## PARTS OF THE EXERCISE:
(A) Reproduce the email about KVM "fake DAX" device flushing in full, with nothing changed.
(B) How many lines of the listing contain the string "cable", matching case? Reply with the number alone.

From: Stefan Hajnoczi <stefanha@redhat.com>
To: Pankaj Gupta <pagupta@redhat.com>
Cc: kvm@vger.kernel.org, qemu-devel@nongnu.org, riel@redhat.com,
pbonzini@redhat.com, kwolf@redhat.com,
Haozhong Zhang <haozhong.zhang@intel.com>,
Dan Williams <dan.j.williams@intel.com>,
Xiao Guangrong <xiaoguangrong.eric@gmail.com>
Subject: Re: [Qemu-devel] KVM "fake DAX" device flushing
Date: Thu, 11 May 2017 14:17:03 -0400 [thread overview]
Message-ID: <20170511181703.GC8701@stefanha-x1.localdomain> (raw)
In-Reply-To: <1494431760-6455-1-git-send-email-pagupta@redhat.com>
[-- Attachment #1: Type: text/plain, Size: 7490 bytes --]
On Wed, May 10, 2017 at 09:26:00PM +0530, Pankaj Gupta wrote:
> We are sharing initial project proposal for
> 'KVM "fake DAX" device flushing' project for feedback.
> Got the idea during discussion with 'Rik van Riel'.
CCing NVDIMM folks.
>
> Also, request answers to 'Questions' section.
>
> Abstract :
> ----------
> Project idea is to use fake persistent memory with direct
> access(DAX) in virtual machines. Overall goal of project
> is to increase the number of virtual machines that can be
> run on a physical machine, in order to increase the density
> of customer virtual machines.

## PROVIDED RECORDS:
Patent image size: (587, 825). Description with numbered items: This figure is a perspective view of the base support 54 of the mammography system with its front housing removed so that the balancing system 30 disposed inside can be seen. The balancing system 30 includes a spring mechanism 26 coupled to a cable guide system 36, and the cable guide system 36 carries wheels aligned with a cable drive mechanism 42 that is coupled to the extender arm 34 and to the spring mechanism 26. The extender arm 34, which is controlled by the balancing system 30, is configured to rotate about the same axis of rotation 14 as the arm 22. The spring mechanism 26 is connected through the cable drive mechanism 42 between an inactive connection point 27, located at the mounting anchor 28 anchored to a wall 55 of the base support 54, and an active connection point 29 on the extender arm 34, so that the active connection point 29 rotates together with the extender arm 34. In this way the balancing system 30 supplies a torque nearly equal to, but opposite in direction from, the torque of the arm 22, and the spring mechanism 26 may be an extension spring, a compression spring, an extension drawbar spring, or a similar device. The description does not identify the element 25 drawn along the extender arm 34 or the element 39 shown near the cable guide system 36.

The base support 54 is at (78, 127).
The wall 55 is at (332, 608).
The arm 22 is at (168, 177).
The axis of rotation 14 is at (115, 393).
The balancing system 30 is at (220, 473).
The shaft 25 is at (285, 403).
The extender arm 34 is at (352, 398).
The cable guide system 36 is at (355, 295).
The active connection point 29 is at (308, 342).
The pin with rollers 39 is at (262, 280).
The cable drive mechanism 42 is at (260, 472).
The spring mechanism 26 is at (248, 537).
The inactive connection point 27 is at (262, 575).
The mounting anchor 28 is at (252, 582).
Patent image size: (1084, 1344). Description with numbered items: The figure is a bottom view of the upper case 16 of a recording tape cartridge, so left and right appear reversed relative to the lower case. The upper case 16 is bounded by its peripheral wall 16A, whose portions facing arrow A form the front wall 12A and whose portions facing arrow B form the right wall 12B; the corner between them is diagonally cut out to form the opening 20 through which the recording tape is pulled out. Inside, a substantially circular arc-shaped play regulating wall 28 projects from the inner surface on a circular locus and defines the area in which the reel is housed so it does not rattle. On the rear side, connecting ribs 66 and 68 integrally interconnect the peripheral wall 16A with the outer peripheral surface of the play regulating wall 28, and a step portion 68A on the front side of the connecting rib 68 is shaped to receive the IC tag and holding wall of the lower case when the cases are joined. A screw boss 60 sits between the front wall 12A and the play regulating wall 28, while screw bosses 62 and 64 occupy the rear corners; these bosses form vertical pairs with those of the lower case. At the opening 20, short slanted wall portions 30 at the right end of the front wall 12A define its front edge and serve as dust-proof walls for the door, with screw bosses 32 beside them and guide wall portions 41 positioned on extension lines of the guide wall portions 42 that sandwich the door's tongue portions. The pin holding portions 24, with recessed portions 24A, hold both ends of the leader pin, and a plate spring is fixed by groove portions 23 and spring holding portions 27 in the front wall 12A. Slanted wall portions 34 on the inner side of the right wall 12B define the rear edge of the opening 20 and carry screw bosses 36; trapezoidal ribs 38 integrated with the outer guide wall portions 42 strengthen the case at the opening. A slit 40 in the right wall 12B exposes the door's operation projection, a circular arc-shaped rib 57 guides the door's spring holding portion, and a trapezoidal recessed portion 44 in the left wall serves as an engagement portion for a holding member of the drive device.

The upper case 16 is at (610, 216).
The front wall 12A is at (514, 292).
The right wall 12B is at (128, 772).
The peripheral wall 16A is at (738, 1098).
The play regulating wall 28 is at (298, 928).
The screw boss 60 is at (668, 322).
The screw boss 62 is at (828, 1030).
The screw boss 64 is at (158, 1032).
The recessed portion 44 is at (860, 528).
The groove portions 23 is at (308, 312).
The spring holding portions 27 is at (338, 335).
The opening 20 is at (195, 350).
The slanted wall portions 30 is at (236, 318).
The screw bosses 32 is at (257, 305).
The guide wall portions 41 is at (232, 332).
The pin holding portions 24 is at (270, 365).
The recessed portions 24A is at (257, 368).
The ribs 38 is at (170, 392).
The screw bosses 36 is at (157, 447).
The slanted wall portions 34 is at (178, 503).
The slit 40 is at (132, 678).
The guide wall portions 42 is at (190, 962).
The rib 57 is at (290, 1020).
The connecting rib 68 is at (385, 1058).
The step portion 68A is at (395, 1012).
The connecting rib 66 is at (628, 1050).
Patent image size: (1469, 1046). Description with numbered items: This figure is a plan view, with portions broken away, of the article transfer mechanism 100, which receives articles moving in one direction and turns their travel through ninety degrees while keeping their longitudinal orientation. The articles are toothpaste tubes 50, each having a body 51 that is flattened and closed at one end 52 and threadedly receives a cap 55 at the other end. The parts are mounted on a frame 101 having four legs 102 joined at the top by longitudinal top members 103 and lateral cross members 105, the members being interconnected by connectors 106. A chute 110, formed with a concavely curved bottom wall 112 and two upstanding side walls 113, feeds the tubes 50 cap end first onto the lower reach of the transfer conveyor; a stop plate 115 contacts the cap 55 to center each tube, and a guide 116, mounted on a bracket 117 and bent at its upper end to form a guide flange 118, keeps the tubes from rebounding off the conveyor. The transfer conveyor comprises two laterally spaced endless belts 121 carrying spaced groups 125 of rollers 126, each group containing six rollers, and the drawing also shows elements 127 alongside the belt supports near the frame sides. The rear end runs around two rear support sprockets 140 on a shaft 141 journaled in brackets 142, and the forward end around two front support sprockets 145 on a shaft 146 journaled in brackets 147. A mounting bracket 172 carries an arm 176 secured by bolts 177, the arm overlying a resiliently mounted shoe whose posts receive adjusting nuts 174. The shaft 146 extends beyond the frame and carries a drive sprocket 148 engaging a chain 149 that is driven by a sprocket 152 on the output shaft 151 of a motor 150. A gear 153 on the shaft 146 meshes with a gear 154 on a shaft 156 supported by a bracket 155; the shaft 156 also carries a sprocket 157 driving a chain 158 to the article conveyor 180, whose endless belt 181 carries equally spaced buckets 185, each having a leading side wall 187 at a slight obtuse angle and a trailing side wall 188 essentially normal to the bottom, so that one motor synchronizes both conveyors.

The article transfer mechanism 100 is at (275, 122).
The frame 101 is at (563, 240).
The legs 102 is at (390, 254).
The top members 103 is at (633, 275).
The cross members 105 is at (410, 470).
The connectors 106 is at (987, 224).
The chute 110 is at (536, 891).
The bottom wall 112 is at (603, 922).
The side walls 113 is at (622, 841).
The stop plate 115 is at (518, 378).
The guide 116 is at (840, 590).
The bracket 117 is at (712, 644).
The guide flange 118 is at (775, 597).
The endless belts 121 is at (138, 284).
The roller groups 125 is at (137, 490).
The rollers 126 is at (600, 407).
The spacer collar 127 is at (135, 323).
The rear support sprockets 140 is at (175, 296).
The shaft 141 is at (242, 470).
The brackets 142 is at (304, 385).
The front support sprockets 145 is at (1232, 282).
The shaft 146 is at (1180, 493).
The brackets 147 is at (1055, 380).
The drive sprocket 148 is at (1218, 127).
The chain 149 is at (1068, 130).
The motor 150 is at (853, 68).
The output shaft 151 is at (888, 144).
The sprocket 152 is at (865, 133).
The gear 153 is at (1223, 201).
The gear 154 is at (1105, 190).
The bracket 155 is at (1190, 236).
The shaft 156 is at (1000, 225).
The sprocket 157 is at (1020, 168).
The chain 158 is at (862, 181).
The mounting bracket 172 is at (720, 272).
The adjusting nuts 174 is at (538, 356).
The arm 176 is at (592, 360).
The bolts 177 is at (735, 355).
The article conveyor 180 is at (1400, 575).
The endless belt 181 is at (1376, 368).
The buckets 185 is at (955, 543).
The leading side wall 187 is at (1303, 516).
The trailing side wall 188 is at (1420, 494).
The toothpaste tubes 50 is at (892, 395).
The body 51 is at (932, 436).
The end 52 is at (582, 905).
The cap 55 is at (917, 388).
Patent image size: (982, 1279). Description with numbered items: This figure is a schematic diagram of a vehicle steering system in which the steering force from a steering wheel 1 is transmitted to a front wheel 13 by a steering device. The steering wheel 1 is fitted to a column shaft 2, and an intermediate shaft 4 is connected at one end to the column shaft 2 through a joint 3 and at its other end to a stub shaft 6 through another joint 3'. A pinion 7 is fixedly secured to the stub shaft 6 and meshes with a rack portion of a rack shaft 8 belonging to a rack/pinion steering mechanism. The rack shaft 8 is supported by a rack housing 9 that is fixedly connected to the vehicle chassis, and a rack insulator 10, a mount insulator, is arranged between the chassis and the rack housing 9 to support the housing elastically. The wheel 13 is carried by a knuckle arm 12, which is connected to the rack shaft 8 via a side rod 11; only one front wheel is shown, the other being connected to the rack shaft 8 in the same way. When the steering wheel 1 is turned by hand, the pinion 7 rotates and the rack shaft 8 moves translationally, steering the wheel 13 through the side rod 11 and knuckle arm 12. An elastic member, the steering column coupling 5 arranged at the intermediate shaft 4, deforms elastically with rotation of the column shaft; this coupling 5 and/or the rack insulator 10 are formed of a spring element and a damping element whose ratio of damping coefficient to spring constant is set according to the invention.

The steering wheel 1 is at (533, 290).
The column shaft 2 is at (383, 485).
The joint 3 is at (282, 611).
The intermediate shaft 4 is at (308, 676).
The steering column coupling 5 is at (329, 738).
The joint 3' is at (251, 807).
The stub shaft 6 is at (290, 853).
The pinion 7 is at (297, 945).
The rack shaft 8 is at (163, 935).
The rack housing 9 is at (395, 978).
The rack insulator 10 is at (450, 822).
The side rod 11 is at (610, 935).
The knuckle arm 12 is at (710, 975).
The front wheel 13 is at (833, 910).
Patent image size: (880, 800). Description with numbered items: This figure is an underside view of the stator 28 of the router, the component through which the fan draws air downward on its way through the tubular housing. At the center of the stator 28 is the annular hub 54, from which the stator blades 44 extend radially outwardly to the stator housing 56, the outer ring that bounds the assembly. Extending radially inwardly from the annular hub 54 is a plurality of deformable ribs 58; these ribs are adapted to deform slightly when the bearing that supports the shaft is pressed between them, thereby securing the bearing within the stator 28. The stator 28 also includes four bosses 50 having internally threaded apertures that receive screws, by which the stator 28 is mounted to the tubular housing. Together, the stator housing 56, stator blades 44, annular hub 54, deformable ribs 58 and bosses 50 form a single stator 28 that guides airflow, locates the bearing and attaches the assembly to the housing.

## TASK ANSWERS:
(A)
From: Stefan Hajnoczi <stefanha@redhat.com>
To: Pankaj Gupta <pagupta@redhat.com>
Cc: kvm@vger.kernel.org, qemu-devel@nongnu.org, riel@redhat.com,
pbonzini@redhat.com, kwolf@redhat.com,
Haozhong Zhang <haozhong.zhang@intel.com>,
Dan Williams <dan.j.williams@intel.com>,
Xiao Guangrong <xiaoguangrong.eric@gmail.com>
Subject: Re: [Qemu-devel] KVM "fake DAX" device flushing
Date: Thu, 11 May 2017 14:17:03 -0400 [thread overview]
Message-ID: <20170511181703.GC8701@stefanha-x1.localdomain> (raw)
In-Reply-To: <1494431760-6455-1-git-send-email-pagupta@redhat.com>
[-- Attachment #1: Type: text/plain, Size: 7490 bytes --]
On Wed, May 10, 2017 at 09:26:00PM +0530, Pankaj Gupta wrote:
> We are sharing initial project proposal for
> 'KVM "fake DAX" device flushing' project for feedback.
> Got the idea during discussion with 'Rik van Riel'.
CCing NVDIMM folks.
>
> Also, request answers to 'Questions' section.
>
> Abstract :
> ----------
> Project idea is to use fake persistent memory with direct
> access(DAX) in virtual machines. Overall goal of project
> is to increase the number of virtual machines that can be
> run on a physical machine, in order to increase the density
> of customer virtual machines.

(B) 3